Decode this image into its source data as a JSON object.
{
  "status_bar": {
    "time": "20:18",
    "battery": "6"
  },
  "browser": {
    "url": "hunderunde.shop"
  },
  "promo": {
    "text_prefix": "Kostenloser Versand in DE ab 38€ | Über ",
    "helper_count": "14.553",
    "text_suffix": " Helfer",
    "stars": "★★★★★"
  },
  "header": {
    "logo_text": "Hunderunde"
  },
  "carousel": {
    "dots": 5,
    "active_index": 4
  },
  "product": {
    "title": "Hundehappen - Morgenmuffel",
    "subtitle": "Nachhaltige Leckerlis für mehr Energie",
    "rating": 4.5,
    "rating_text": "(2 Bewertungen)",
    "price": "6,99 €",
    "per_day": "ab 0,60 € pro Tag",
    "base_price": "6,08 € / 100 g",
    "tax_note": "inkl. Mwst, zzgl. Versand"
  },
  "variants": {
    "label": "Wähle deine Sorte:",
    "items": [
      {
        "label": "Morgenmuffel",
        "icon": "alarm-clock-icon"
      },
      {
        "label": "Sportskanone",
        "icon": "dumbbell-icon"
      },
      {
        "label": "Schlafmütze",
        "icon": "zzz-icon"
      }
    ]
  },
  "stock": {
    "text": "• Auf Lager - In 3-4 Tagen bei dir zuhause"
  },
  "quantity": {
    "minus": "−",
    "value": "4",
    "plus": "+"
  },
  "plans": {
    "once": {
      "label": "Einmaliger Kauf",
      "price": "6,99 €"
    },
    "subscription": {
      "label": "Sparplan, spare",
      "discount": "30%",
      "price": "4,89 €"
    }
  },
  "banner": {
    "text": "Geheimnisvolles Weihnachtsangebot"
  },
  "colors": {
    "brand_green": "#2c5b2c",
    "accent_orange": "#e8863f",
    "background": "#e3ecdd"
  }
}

++++++++

_SHORT PROBLEM_
Extract all lines that hold the word "Versand".

_ANSWER TO THIS PROBLEM_
    "text_prefix": "Kostenloser Versand in DE ab 38€ | Über ",
    "tax_note": "inkl. Mwst, zzgl. Versand"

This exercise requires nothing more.